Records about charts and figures
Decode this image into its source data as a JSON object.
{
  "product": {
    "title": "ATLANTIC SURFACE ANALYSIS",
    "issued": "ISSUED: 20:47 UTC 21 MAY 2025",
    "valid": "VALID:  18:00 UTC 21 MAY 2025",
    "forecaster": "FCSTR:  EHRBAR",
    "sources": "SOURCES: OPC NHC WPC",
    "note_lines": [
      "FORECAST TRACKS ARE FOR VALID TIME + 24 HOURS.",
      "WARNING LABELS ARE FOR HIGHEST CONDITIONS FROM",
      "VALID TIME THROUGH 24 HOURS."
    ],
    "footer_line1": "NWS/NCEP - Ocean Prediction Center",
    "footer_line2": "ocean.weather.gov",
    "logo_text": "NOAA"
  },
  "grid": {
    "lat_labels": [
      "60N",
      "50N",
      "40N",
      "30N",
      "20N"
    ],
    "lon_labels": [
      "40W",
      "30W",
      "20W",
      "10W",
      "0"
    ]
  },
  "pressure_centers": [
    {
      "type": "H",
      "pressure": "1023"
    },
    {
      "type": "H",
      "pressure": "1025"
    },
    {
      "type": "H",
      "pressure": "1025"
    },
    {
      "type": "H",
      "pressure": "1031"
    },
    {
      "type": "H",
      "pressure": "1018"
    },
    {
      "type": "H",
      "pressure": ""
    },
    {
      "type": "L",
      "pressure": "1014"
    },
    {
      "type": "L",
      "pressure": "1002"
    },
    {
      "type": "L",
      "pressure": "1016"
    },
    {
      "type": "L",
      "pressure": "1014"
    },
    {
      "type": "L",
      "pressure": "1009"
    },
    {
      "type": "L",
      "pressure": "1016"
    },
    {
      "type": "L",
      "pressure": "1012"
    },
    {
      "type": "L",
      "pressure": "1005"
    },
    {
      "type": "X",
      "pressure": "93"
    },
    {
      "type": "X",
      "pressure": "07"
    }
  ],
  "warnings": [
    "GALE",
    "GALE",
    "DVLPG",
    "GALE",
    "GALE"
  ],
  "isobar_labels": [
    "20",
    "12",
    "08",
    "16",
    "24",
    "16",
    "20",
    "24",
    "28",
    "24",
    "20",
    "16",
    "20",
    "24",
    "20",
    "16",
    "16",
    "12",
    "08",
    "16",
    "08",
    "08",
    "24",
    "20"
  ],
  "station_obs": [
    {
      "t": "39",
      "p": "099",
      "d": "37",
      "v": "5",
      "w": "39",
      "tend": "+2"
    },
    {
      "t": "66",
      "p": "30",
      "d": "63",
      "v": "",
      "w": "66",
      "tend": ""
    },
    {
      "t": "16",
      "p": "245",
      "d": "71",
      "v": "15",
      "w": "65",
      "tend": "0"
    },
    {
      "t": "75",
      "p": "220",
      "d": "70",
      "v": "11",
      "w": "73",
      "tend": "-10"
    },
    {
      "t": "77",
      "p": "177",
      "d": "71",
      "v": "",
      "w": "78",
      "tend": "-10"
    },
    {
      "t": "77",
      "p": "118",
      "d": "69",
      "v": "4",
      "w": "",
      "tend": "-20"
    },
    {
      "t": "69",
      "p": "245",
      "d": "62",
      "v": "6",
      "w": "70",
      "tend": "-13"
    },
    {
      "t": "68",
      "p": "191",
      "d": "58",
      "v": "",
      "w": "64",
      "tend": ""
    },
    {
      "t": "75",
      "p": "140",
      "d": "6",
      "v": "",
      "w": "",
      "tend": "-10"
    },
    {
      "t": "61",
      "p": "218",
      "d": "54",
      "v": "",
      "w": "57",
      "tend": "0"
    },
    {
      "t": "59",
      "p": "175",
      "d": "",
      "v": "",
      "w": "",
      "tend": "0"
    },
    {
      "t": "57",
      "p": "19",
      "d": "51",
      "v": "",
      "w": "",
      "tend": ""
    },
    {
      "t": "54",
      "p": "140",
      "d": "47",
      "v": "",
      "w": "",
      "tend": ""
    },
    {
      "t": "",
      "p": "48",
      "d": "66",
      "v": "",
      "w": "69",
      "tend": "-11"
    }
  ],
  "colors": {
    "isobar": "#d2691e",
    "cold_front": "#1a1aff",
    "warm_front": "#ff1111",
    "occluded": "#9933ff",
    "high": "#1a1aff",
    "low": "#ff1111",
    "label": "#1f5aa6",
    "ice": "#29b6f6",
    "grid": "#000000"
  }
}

- [Set exercise]:
Word for word, write out all of the data above.

- [The response]:
Decode this image into its source data as a JSON object.
{
  "product": {
    "title": "ATLANTIC SURFACE ANALYSIS",
    "issued": "ISSUED: 20:47 UTC 21 MAY 2025",
    "valid": "VALID:  18:00 UTC 21 MAY 2025",
    "forecaster": "FCSTR:  EHRBAR",
    "sources": "SOURCES: OPC NHC WPC",
    "note_lines": [
      "FORECAST TRACKS ARE FOR VALID TIME + 24 HOURS.",
      "WARNING LABELS ARE FOR HIGHEST CONDITIONS FROM",
      "VALID TIME THROUGH 24 HOURS."
    ],
    "footer_line1": "NWS/NCEP - Ocean Prediction Center",
    "footer_line2": "ocean.weather.gov",
    "logo_text": "NOAA"
  },
  "grid": {
    "lat_labels": [
      "60N",
      "50N",
      "40N",
      "30N",
      "20N"
    ],
    "lon_labels": [
      "40W",
      "30W",
      "20W",
      "10W",
      "0"
    ]
  },
  "pressure_centers": [
    {
      "type": "H",
      "pressure": "1023"
    },
    {
      "type": "H",
      "pressure": "1025"
    },
    {
      "type": "H",
      "pressure": "1025"
    },
    {
      "type": "H",
      "pressure": "1031"
    },
    {
      "type": "H",
      "pressure": "1018"
    },
    {
      "type": "H",
      "pressure": ""
    },
    {
      "type": "L",
      "pressure": "1014"
    },
    {
      "type": "L",
      "pressure": "1002"
    },
    {
      "type": "L",
      "pressure": "1016"
    },
    {
      "type": "L",
      "pressure": "1014"
    },
    {
      "type": "L",
      "pressure": "1009"
    },
    {
      "type": "L",
      "pressure": "1016"
    },
    {
      "type": "L",
      "pressure": "1012"
    },
    {
      "type": "L",
      "pressure": "1005"
    },
    {
      "type": "X",
      "pressure": "93"
    },
    {
      "type": "X",
      "pressure": "07"
    }
  ],
  "warnings": [
    "GALE",
    "GALE",
    "DVLPG",
    "GALE",
    "GALE"
  ],
  "isobar_labels": [
    "20",
    "12",
    "08",
    "16",
    "24",
    "16",
    "20",
    "24",
    "28",
    "24",
    "20",
    "16",
    "20",
    "24",
    "20",
    "16",
    "16",
    "12",
    "08",
    "16",
    "08",
    "08",
    "24",
    "20"
  ],
  "station_obs": [
    {
      "t": "39",
      "p": "099",
      "d": "37",
      "v": "5",
      "w": "39",
      "tend": "+2"
    },
    {
      "t": "66",
      "p": "30",
      "d": "63",
      "v": "",
      "w": "66",
      "tend": ""
    },
    {
      "t": "16",
      "p": "245",
      "d": "71",
      "v": "15",
      "w": "65",
      "tend": "0"
    },
    {
      "t": "75",
      "p": "220",
      "d": "70",
      "v": "11",
      "w": "73",
      "tend": "-10"
    },
    {
      "t": "77",
      "p": "177",
      "d": "71",
      "v": "",
      "w": "78",
      "tend": "-10"
    },
    {
      "t": "77",
      "p": "118",
      "d": "69",
      "v": "4",
      "w": "",
      "tend": "-20"
    },
    {
      "t": "69",
      "p": "245",
      "d": "62",
      "v": "6",
      "w": "70",
      "tend": "-13"
    },
    {
      "t": "68",
      "p": "191",
      "d": "58",
      "v": "",
      "w": "64",
      "tend": ""
    },
    {
      "t": "75",
      "p": "140",
      "d": "6",
      "v": "",
      "w": "",
      "tend": "-10"
    },
    {
      "t": "61",
      "p": "218",
      "d": "54",
      "v": "",
      "w": "57",
      "tend": "0"
    },
    {
      "t": "59",
      "p": "175",
      "d": "",
      "v": "",
      "w": "",
      "tend": "0"
    },
    {
      "t": "57",
      "p": "19",
      "d": "51",
      "v": "",
      "w": "",
      "tend": ""
    },
    {
      "t": "54",
      "p": "140",
      "d": "47",
      "v": "",
      "w": "",
      "tend": ""
    },
    {
      "t": "",
      "p": "48",
      "d": "66",
      "v": "",
      "w": "69",
      "tend": "-11"
    }
  ],
  "colors": {
    "isobar": "#d2691e",
    "cold_front": "#1a1aff",
    "warm_front": "#ff1111",
    "occluded": "#9933ff",
    "high": "#1a1aff",
    "low": "#ff1111",
    "label": "#1f5aa6",
    "ice": "#29b6f6",
    "grid": "#000000"
  }
}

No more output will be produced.